À faire:
#1 Recopiez le passage de l'extrait sur le dépistage prénatal qui va de « Près de 3% des » à « au système actuel. ».
#2 Poursuivez l'extrait sur le dépistage prénatal chez les femmes enceintes à partir de sa dernière phrase.

Extrait du document:
Près de 3% des femmes enceintes non dépistées

Mais les études publiées dans le BEH mettent en lumière quelques limites et dysfonctionnements au système actuel.

Une analyse réalisée par des chercheurs de l'InVS et de l'Institut national d'études démographiques (Ined), concernant 18.022 accouchements dans 320 établissements, montre que les dépistages prénataux obligatoires "sont loin d’être systématiquement faits". Quant aux dépistages non-recommandés, ils ne sont pratiqués "que sur un quart des femmes enceintes".

Pour la syphilis, l’absence de dépistage concernait "entre 2,6% et 2,8% des femmes", elle était "plus fréquente lorsque les femmes avaient [essentiellement] été suivies par un professionnel de santé autre qu’une sage-femme" et lorsque "le nombre de visites prénatales avait été faible".

Jeu de données:
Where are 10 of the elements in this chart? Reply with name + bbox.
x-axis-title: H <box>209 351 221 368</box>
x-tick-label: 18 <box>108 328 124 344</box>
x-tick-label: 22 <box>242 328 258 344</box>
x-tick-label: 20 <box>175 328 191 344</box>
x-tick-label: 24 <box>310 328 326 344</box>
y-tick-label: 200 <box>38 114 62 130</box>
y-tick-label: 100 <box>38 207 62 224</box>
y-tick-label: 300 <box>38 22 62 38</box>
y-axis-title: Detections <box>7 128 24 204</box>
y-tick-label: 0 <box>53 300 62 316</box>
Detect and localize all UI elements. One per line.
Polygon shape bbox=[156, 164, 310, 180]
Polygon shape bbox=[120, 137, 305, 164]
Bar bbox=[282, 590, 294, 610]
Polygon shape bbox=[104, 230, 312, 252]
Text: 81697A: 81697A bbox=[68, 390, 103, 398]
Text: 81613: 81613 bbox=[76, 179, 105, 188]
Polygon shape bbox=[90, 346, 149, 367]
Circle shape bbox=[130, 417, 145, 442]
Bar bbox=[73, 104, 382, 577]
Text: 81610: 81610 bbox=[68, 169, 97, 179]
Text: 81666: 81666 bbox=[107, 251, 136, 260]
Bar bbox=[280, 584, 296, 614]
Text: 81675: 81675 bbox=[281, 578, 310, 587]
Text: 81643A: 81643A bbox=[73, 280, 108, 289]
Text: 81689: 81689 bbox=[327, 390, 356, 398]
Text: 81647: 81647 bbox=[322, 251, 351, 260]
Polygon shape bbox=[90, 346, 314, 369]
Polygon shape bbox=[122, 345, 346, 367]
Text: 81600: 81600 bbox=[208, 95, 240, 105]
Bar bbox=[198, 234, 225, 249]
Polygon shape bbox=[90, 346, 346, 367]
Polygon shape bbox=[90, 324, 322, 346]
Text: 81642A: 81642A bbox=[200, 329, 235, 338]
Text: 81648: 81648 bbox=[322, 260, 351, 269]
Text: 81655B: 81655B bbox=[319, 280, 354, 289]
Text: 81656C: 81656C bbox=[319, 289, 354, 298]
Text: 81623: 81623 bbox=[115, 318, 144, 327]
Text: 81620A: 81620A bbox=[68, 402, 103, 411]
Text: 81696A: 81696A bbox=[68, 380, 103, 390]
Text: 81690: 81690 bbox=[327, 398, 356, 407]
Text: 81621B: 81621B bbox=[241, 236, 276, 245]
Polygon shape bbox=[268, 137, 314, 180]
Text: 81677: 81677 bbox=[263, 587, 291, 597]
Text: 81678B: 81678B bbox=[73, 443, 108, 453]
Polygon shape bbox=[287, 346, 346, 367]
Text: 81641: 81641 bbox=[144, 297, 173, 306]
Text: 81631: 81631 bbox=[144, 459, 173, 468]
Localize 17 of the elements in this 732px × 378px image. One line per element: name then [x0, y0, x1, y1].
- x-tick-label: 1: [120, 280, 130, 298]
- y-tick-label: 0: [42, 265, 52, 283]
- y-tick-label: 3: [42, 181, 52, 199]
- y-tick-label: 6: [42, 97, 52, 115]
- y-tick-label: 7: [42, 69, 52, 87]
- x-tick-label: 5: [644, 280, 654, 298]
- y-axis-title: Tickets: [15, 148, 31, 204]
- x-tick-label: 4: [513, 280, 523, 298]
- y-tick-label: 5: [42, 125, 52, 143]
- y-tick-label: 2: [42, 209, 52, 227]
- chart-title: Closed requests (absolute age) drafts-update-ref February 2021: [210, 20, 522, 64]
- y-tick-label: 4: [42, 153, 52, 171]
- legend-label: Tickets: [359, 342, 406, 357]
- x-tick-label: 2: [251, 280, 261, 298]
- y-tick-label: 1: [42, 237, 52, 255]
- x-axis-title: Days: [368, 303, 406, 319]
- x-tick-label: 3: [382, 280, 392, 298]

Réponses:
#1
Près de 3% des femmes enceintes non dépistées

Mais les études publiées dans le BEH mettent en lumière quelques limites et dysfonctionnements au système actuel.

#2
Pour l’hépatite B, l'absence de dépistage concernait "entre 2,2% et 2,3% des femmes". Les chercheurs observent que pour 85% des non dépistées, la justification avancée était une vaccination préalable. Toutefois, rappellent-ils, une telle vaccination "ne dispense pas de l’obligation de dépistage prénatal". Ils notent que le non-dépistage "atteignait près de 7% chez les mères nées en Afrique subsaharienne et en Asie", qui sont des zones de forte endémicité du virus.  "[Ceci souligne] la nécessité non seulement d’une application rigoureuse de l’obligation de dépistage prénatal de l’hépatite B, mais aussi des recommandations de sérovaccination des nouveau-nés de mères porteuses [du virus]".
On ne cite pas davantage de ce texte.